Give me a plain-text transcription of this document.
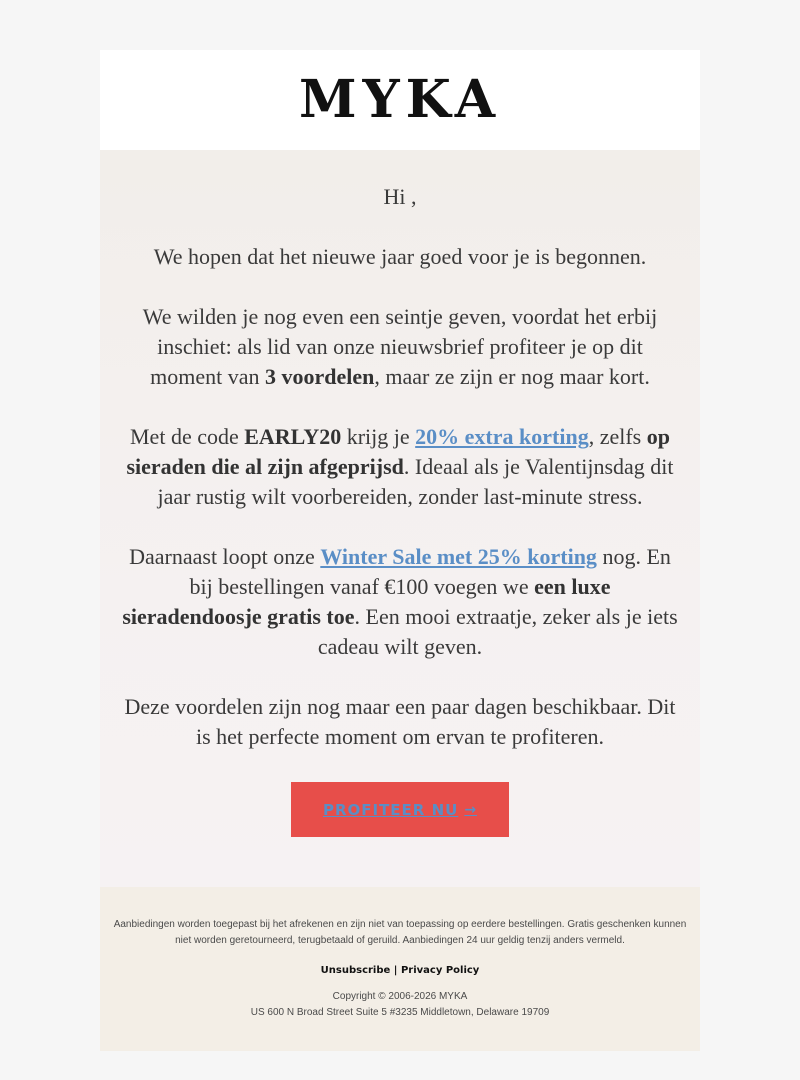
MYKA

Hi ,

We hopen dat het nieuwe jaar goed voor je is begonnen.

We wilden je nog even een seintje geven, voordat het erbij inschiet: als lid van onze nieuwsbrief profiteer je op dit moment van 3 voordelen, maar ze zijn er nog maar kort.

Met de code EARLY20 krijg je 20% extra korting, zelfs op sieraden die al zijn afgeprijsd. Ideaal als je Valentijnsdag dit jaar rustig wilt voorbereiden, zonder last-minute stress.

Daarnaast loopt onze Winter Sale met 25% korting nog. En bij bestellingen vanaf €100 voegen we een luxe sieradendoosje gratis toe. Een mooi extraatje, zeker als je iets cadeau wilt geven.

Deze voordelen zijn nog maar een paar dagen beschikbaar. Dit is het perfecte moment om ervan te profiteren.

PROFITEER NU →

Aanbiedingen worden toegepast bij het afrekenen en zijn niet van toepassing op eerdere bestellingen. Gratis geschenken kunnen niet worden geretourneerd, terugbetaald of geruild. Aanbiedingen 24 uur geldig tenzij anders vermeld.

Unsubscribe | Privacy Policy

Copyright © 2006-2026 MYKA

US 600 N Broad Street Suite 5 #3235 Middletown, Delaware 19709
# # # # # # #
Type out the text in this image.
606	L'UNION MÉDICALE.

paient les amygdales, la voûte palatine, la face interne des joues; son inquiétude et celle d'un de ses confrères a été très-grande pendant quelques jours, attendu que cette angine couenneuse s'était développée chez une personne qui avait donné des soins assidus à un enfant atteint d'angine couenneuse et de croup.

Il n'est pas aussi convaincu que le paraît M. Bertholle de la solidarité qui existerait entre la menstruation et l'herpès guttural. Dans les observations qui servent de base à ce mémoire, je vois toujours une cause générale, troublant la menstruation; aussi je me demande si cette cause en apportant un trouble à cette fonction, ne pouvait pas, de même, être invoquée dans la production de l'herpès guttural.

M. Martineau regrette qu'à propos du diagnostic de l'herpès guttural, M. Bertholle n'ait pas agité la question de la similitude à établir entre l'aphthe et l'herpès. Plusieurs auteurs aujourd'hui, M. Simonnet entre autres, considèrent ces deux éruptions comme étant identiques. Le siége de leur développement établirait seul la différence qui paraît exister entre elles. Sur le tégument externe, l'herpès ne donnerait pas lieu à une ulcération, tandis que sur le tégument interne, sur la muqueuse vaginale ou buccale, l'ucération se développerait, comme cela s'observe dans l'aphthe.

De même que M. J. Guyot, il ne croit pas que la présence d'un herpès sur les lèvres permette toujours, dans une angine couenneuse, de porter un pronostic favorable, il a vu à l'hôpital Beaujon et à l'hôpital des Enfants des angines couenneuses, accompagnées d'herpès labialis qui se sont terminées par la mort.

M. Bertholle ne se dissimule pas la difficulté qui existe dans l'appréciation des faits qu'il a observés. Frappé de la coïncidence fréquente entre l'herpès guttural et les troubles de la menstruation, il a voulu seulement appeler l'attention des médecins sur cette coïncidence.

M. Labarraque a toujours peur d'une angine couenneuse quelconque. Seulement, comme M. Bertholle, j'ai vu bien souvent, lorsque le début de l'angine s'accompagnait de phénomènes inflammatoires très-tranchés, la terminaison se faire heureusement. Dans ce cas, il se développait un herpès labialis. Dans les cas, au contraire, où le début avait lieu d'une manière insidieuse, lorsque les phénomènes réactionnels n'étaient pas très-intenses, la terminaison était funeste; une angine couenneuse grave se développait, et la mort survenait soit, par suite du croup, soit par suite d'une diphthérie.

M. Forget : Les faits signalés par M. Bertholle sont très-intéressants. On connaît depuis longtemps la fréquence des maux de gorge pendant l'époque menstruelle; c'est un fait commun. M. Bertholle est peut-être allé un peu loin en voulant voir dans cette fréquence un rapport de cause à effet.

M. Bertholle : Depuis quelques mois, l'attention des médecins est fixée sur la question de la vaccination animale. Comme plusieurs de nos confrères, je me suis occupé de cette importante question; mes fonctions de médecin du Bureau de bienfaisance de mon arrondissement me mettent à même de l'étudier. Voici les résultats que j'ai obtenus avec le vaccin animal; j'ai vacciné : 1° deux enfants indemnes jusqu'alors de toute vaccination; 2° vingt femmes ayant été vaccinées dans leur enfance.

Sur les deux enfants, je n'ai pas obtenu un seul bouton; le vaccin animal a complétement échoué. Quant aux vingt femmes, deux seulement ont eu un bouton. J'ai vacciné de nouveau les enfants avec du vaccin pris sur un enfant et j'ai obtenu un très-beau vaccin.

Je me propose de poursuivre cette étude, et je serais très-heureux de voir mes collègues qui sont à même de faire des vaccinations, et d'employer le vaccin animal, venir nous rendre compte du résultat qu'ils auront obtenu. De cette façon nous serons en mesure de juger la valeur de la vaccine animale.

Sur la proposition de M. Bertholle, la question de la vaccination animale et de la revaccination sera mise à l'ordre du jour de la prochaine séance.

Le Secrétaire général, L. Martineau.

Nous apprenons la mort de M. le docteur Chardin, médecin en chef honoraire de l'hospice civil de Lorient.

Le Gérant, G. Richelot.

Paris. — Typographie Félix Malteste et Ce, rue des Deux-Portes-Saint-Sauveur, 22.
# # # # # # #
TASK INSTRUCTIONS.
Go through the material and copy out every line with "voordelen" in it.

RESULT OF THE EXERCISE.
We wilden je nog even een seintje geven, voordat het erbij inschiet: als lid van onze nieuwsbrief profiteer je op dit moment van 3 voordelen, maar ze zijn er nog maar kort.
Deze voordelen zijn nog maar een paar dagen beschikbaar. Dit is het perfecte moment om ervan te profiteren.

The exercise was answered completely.